Exercise directions: Show every line containing "Honourable" by copying it.

● ● ●

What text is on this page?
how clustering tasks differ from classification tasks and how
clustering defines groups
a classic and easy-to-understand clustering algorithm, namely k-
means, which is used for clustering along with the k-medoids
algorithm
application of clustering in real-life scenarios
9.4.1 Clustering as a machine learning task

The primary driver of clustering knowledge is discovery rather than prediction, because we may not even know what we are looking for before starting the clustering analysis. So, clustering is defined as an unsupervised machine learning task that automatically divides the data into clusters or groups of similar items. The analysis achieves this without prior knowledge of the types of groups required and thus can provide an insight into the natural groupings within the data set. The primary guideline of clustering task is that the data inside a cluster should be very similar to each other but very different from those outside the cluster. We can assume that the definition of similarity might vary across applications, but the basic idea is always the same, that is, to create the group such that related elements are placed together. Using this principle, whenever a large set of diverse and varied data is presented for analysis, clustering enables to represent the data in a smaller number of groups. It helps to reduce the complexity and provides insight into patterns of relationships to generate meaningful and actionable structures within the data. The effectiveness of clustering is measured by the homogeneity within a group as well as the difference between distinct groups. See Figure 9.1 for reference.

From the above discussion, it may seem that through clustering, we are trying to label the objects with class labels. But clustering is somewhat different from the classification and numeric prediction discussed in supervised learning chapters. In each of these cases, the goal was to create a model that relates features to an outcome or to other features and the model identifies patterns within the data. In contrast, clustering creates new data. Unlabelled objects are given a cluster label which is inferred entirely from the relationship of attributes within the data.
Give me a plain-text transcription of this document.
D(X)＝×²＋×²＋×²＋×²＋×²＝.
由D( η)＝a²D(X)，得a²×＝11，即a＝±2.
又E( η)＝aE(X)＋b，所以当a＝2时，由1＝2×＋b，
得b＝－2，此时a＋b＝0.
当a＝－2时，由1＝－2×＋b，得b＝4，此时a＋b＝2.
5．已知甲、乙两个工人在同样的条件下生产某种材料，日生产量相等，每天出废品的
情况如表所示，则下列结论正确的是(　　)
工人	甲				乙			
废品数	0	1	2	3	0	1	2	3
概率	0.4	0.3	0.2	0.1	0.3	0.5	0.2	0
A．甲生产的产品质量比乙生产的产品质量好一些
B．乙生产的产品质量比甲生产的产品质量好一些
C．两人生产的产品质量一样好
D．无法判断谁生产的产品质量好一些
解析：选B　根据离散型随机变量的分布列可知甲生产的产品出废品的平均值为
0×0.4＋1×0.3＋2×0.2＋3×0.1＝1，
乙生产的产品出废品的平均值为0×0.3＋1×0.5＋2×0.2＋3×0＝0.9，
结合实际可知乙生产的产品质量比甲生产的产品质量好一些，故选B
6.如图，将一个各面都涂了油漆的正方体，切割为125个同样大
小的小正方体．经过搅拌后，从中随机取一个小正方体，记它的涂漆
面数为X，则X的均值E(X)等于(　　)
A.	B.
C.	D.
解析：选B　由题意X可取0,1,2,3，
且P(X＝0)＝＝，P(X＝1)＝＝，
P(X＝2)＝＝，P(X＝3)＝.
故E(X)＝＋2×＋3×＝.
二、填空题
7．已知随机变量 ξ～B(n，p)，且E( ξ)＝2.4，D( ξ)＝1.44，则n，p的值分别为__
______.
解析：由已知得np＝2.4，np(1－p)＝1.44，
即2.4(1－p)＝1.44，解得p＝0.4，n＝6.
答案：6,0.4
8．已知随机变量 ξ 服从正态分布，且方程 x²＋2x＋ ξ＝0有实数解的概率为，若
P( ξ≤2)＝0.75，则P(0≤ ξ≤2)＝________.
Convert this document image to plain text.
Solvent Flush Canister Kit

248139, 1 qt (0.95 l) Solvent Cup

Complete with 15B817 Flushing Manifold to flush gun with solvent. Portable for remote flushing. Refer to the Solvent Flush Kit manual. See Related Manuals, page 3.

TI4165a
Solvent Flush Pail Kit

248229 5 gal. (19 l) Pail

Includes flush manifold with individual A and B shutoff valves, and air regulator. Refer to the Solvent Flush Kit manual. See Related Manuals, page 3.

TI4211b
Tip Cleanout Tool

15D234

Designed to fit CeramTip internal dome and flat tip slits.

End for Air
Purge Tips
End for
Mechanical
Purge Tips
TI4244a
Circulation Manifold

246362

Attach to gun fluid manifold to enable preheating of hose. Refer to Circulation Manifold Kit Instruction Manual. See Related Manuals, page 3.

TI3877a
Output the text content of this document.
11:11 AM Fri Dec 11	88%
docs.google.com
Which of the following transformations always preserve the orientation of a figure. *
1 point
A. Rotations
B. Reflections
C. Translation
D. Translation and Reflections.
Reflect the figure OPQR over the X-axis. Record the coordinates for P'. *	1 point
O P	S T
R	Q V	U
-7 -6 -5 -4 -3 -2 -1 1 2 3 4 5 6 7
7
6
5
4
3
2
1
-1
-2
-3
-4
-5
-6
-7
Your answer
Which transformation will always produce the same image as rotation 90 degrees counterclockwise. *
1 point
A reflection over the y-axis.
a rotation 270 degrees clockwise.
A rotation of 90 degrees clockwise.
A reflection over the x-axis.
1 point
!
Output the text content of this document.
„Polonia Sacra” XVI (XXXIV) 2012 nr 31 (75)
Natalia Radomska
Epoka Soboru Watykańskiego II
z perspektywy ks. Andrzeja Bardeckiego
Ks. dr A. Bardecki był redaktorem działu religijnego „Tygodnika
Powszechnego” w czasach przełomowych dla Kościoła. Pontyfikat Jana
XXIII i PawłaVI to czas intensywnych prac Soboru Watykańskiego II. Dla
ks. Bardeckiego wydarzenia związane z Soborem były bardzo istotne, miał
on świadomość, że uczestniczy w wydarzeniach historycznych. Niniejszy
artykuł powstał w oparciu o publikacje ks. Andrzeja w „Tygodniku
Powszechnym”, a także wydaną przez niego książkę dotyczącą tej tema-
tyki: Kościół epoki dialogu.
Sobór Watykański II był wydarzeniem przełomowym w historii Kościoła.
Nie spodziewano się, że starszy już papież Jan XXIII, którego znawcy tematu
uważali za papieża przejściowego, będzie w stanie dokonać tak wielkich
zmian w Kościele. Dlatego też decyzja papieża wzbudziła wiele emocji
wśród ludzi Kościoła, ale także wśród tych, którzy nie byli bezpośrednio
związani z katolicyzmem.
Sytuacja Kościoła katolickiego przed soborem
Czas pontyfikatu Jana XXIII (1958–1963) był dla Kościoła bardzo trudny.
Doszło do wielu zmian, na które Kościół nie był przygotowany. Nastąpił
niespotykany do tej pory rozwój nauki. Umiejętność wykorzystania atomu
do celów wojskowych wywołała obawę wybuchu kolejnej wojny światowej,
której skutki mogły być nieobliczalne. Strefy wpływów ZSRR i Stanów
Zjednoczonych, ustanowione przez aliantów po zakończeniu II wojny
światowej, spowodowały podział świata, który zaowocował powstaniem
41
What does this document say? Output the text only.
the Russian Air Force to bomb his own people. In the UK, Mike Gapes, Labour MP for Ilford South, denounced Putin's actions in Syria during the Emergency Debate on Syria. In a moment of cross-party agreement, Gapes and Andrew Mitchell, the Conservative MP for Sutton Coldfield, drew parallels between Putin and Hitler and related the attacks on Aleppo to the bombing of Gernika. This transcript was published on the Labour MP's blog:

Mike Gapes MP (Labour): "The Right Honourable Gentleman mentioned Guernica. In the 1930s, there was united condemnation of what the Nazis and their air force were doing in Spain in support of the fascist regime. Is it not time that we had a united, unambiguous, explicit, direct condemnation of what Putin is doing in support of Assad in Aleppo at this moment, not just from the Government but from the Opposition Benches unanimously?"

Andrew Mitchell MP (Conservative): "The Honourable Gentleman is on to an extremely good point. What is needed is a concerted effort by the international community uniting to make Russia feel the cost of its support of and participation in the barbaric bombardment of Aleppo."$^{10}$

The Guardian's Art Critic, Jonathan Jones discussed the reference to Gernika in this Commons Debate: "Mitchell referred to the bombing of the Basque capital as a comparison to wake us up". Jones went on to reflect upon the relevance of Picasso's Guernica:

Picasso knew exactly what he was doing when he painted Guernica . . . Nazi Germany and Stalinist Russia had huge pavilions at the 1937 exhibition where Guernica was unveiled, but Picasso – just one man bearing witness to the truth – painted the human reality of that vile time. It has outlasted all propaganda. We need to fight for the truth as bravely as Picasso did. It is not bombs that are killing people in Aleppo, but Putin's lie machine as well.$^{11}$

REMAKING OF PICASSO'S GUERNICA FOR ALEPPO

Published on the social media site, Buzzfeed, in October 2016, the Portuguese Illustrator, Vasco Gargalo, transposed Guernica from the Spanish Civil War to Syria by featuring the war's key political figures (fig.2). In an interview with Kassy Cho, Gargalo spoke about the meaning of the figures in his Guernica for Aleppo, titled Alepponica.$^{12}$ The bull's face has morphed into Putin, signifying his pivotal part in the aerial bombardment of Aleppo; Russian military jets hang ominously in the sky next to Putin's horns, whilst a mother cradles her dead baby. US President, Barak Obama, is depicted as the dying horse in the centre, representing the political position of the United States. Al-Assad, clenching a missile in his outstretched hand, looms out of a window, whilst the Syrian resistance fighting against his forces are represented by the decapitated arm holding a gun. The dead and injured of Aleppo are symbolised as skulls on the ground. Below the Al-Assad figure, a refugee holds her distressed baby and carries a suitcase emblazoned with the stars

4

● ● ●

Exercise solution:
Mike Gapes MP (Labour): "The Right Honourable Gentleman mentioned Guernica. In the 1930s, there was united condemnation of what the Nazis and their air force were doing in Spain in support of the fascist regime. Is it not time that we had a united, unambiguous, explicit, direct condemnation of what Putin is doing in support of Assad in Aleppo at this moment, not just from the Government but from the Opposition Benches unanimously?"
Andrew Mitchell MP (Conservative): "The Honourable Gentleman is on to an extremely good point. What is needed is a concerted effort by the international community uniting to make Russia feel the cost of its support of and participation in the barbaric bombardment of Aleppo."$^{10}$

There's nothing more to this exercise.